• Exercise materials:

□ □ □

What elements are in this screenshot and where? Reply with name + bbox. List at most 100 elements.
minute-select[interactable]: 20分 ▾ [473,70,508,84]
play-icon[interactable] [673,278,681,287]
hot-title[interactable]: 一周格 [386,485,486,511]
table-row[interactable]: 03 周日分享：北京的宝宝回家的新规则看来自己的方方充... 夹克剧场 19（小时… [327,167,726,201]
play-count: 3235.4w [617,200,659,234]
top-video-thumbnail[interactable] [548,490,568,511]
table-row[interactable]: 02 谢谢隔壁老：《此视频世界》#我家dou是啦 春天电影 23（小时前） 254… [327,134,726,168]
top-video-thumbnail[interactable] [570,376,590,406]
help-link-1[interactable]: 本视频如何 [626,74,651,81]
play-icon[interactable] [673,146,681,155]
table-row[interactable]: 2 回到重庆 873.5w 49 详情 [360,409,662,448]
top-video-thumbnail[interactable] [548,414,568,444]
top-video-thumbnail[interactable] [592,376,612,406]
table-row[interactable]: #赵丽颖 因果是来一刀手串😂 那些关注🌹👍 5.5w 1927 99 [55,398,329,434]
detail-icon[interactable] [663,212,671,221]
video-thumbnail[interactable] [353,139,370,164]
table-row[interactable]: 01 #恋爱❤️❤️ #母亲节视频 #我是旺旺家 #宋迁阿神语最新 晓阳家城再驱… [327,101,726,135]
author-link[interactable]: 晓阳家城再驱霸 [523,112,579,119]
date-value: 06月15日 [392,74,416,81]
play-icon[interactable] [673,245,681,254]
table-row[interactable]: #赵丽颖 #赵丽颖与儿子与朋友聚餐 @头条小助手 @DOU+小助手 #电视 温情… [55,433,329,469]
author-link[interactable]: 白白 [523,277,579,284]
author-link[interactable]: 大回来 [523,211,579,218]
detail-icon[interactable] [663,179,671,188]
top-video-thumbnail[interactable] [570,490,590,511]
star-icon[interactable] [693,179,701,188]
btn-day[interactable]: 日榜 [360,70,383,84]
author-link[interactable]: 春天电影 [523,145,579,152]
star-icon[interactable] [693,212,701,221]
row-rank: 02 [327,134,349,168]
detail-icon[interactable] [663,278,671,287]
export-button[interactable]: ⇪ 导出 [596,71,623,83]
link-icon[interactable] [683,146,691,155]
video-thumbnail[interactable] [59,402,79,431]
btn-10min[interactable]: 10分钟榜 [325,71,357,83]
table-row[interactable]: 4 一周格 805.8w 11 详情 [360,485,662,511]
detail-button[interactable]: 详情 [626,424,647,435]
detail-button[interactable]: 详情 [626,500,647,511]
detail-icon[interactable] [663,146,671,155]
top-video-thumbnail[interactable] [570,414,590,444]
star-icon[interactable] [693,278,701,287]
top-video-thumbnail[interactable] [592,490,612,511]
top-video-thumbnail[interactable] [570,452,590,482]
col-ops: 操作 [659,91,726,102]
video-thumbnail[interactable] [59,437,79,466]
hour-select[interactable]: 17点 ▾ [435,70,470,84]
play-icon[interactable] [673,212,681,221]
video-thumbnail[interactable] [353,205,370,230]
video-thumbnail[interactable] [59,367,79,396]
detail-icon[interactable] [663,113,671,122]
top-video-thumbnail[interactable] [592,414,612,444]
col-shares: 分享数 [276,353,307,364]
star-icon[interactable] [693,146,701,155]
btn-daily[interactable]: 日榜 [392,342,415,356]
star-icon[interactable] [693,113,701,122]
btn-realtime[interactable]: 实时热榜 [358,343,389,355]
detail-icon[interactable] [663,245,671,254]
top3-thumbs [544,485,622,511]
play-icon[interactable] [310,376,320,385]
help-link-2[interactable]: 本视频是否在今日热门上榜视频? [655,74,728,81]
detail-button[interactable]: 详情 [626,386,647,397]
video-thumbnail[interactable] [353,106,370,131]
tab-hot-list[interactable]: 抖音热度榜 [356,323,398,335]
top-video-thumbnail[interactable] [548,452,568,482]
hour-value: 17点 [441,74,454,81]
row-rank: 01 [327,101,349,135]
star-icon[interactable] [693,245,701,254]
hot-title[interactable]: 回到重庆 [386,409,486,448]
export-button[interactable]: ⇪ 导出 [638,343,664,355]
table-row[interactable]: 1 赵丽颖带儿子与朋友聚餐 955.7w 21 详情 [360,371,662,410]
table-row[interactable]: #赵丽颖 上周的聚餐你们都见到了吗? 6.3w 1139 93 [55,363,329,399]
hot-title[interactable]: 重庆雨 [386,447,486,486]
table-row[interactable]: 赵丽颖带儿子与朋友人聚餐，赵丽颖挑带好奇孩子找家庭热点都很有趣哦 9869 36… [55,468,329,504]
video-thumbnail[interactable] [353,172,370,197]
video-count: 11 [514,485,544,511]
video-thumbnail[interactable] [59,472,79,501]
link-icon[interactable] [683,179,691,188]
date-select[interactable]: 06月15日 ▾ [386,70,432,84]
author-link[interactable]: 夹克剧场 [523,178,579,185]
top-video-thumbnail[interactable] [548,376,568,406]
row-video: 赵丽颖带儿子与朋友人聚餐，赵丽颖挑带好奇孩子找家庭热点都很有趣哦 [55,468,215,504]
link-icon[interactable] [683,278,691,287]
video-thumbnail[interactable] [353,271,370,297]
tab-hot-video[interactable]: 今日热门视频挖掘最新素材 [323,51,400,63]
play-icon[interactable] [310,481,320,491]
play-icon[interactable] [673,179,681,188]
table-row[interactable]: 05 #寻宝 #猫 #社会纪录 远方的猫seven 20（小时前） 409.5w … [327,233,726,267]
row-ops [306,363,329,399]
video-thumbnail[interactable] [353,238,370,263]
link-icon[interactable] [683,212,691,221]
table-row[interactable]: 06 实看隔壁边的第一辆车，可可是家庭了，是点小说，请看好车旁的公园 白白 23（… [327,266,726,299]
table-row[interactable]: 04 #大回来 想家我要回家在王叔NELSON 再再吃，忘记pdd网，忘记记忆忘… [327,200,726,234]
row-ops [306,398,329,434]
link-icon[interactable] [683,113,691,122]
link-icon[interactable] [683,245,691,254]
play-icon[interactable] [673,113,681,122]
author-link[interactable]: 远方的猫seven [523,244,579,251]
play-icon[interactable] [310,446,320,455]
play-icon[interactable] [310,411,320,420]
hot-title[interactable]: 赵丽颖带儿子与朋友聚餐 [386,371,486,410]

□ □ □

• Work to be completed: Return every line of the items exactly as it appears, from the first line through the line containing "top-video-thumbnail[interactable] [592,376,612,406]", both included.

• Task response:
What elements are in this screenshot and where? Reply with name + bbox. List at most 100 elements.
minute-select[interactable]: 20分 ▾ [473,70,508,84]
play-icon[interactable] [673,278,681,287]
hot-title[interactable]: 一周格 [386,485,486,511]
table-row[interactable]: 03 周日分享：北京的宝宝回家的新规则看来自己的方方充... 夹克剧场 19（小时… [327,167,726,201]
play-count: 3235.4w [617,200,659,234]
top-video-thumbnail[interactable] [548,490,568,511]
table-row[interactable]: 02 谢谢隔壁老：《此视频世界》#我家dou是啦 春天电影 23（小时前） 254… [327,134,726,168]
top-video-thumbnail[interactable] [570,376,590,406]
help-link-1[interactable]: 本视频如何 [626,74,651,81]
play-icon[interactable] [673,146,681,155]
table-row[interactable]: 2 回到重庆 873.5w 49 详情 [360,409,662,448]
top-video-thumbnail[interactable] [548,414,568,444]
top-video-thumbnail[interactable] [592,376,612,406]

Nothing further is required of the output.